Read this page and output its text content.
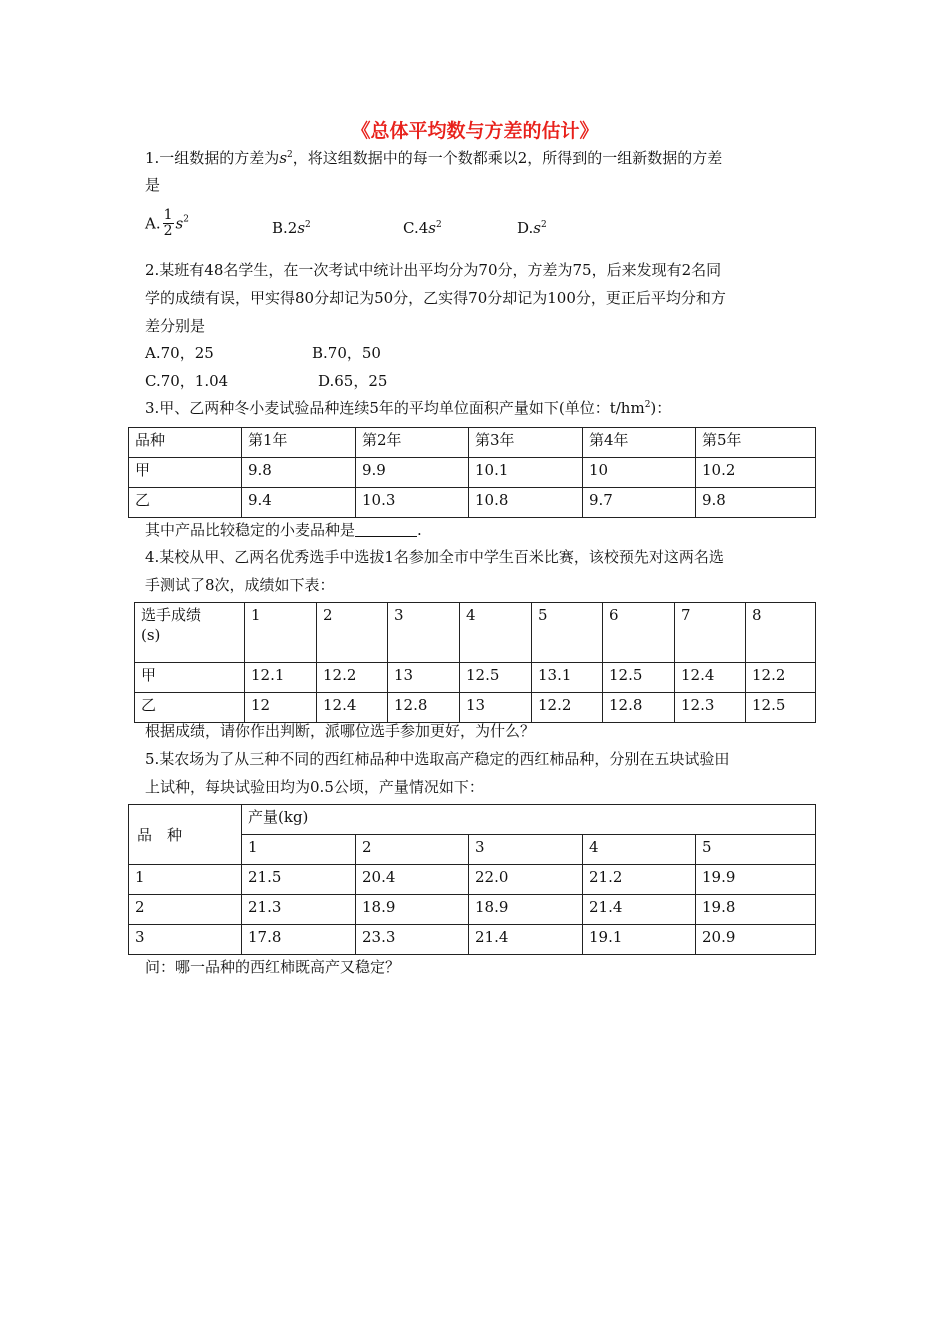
《总体平均数与方差的估计》
1.一组数据的方差为$s^2$，将这组数据中的每一个数都乘以2，所得到的一组新数据的方差
是
A. $\frac{1}{2} s^2$	$B.2s^2$	$C.4s^2$	$D.s^2$
2.某班有48名学生，在一次考试中统计出平均分为70分，方差为75，后来发现有2名同
学的成绩有误，甲实得80分却记为50分，乙实得70分却记为100分，更正后平均分和方
差分别是
A.70，25	B.70，50
C.70，1.04	D.65，25
3.甲、乙两种冬小麦试验品种连续5年的平均单位面积产量如下(单位：$t/hm^2$)：
品种	第1年	第2年	第3年	第4年	第5年
甲	9.8	9.9	10.1	10	10.2
乙	9.4	10.3	10.8	9.7	9.8
其中产品比较稳定的小麦品种是	.
4.某校从甲、乙两名优秀选手中选拔1名参加全市中学生百米比赛，该校预先对这两名选
手测试了8次，成绩如下表：
选手成绩
(s)	1	2	3	4	5	6	7	8
甲	12.1	12.2	13	12.5	13.1	12.5	12.4	12.2
乙	12	12.4	12.8	13	12.2	12.8	12.3	12.5
根据成绩，请你作出判断，派哪位选手参加更好，为什么？
5.某农场为了从三种不同的西红柿品种中选取高产稳定的西红柿品种，分别在五块试验田
上试种，每块试验田均为0.5公顷，产量情况如下：
品　种	产量(kg)				
	1	2	3	4	5
1	21.5	20.4	22.0	21.2	19.9
2	21.3	18.9	18.9	21.4	19.8
3	17.8	23.3	21.4	19.1	20.9
问：哪一品种的西红柿既高产又稳定？
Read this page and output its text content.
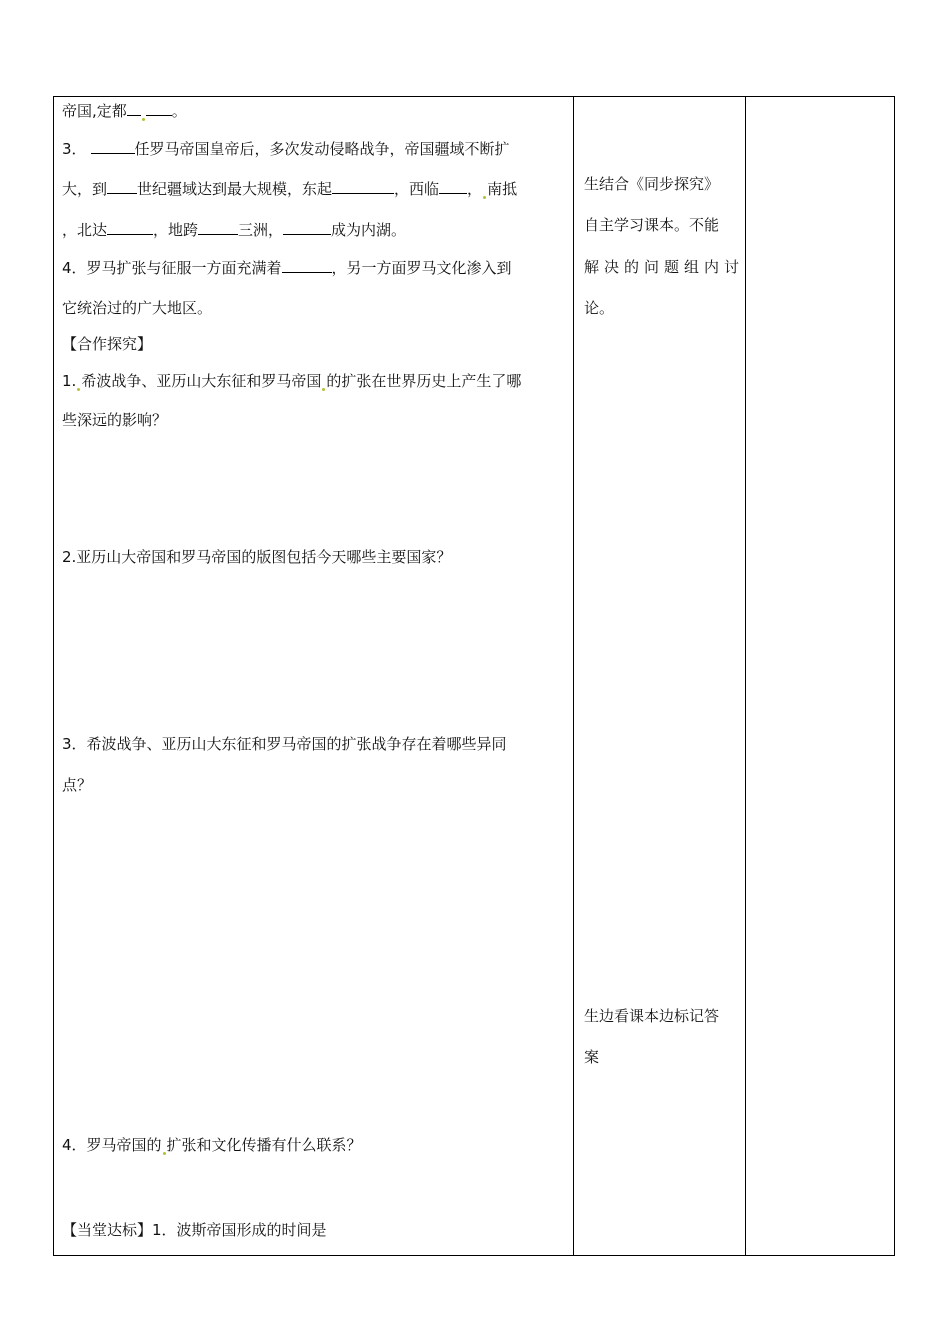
帝国,定都	。
3．	任罗马帝国皇帝后，多次发动侵略战争，帝国疆域不断扩
大，到 世纪疆域达到最大规模，东起	，西临 ， 南抵
，北达	，地跨	三洲，	成为内湖。
4．罗马扩张与征服一方面充满着	，另一方面罗马文化渗入到
它统治过的广大地区。
【合作探究】
1. 希波战争、亚历山大东征和罗马帝国 的扩张在世界历史上产生了哪
些深远的影响？
2.亚历山大帝国和罗马帝国的版图包括今天哪些主要国家？
3．希波战争、亚历山大东征和罗马帝国的扩张战争存在着哪些异同
点？
4．罗马帝国的 扩张和文化传播有什么联系？
【当堂达标】1．波斯帝国形成的时间是
生结合《同步探究》
自主学习课本。不能
解决的问题组内讨
论。
生边看课本边标记答
案
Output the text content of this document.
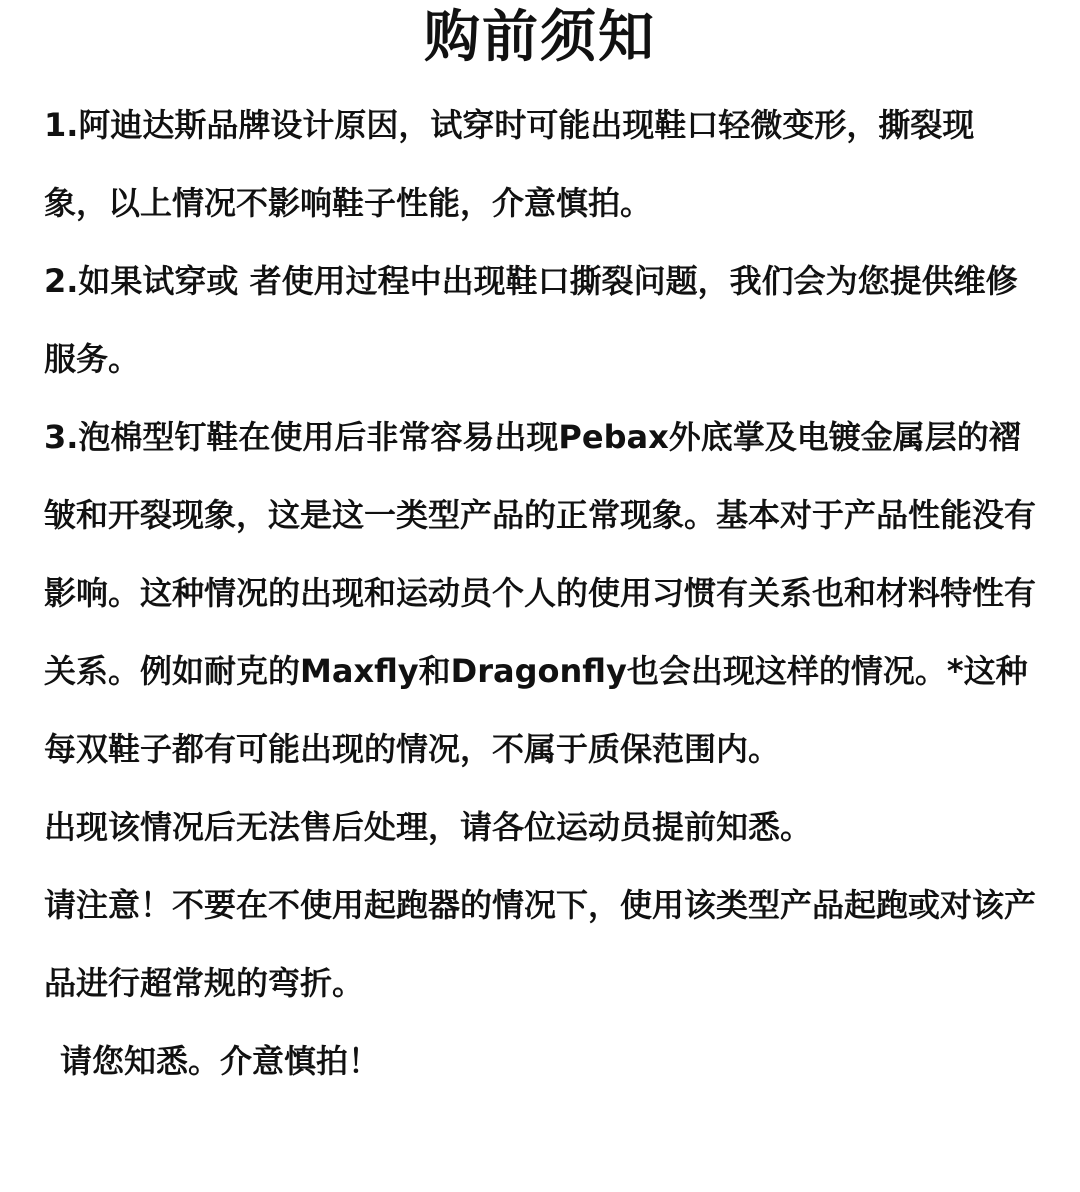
购前须知

1.阿迪达斯品牌设计原因，试穿时可能出现鞋口轻微变形，撕裂现象，以上情况不影响鞋子性能，介意慎拍。

2.如果试穿或 者使用过程中出现鞋口撕裂问题，我们会为您提供维修服务。

3.泡棉型钉鞋在使用后非常容易出现Pebax外底掌及电镀金属层的褶皱和开裂现象，这是这一类型产品的正常现象。基本对于产品性能没有影响。这种情况的出现和运动员个人的使用习惯有关系也和材料特性有关系。例如耐克的Maxfly和Dragonfly也会出现这样的情况。*这种每双鞋子都有可能出现的情况，不属于质保范围内。

出现该情况后无法售后处理，请各位运动员提前知悉。

请注意！不要在不使用起跑器的情况下，使用该类型产品起跑或对该产品进行超常规的弯折。

请您知悉。介意慎拍！
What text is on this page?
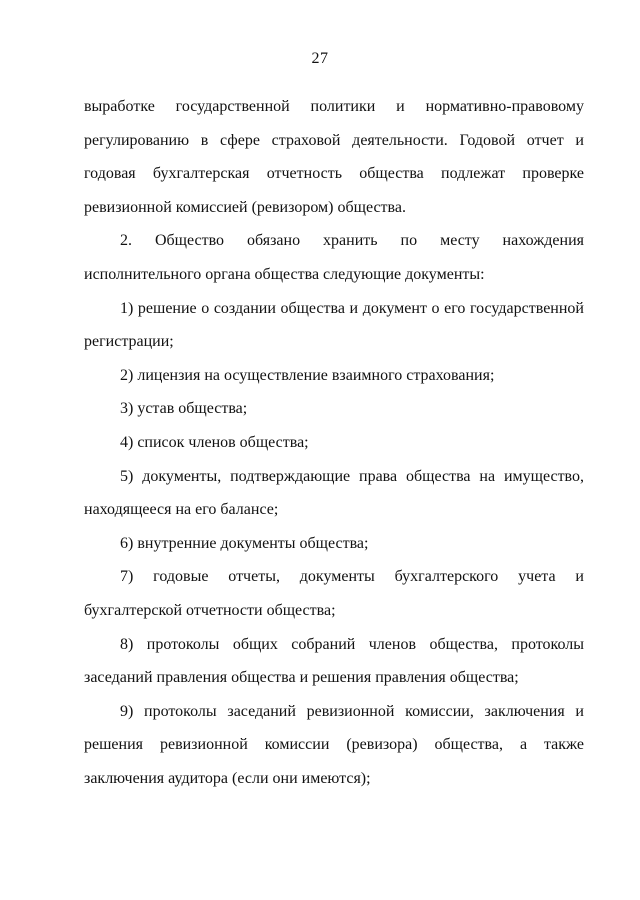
27

выработке государственной политики и нормативно-правовому регулированию в сфере страховой деятельности. Годовой отчет и годовая бухгалтерская отчетность общества подлежат проверке ревизионной комиссией (ревизором) общества.

2. Общество обязано хранить по месту нахождения исполнительного органа общества следующие документы:

1) решение о создании общества и документ о его государственной регистрации;

2) лицензия на осуществление взаимного страхования;

3) устав общества;

4) список членов общества;

5) документы, подтверждающие права общества на имущество, находящееся на его балансе;

6) внутренние документы общества;

7) годовые отчеты, документы бухгалтерского учета и бухгалтерской отчетности общества;

8) протоколы общих собраний членов общества, протоколы заседаний правления общества и решения правления общества;

9) протоколы заседаний ревизионной комиссии, заключения и решения ревизионной комиссии (ревизора) общества, а также заключения аудитора (если они имеются);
——
**THE REQUEST:** Collect every line from the records above that contains the word "ревизионной".

**EXERCISE RESULT:**
выработке государственной политики и нормативно-правовому регулированию в сфере страховой деятельности. Годовой отчет и годовая бухгалтерская отчетность общества подлежат проверке ревизионной комиссией (ревизором) общества.
9) протоколы заседаний ревизионной комиссии, заключения и решения ревизионной комиссии (ревизора) общества, а также заключения аудитора (если они имеются);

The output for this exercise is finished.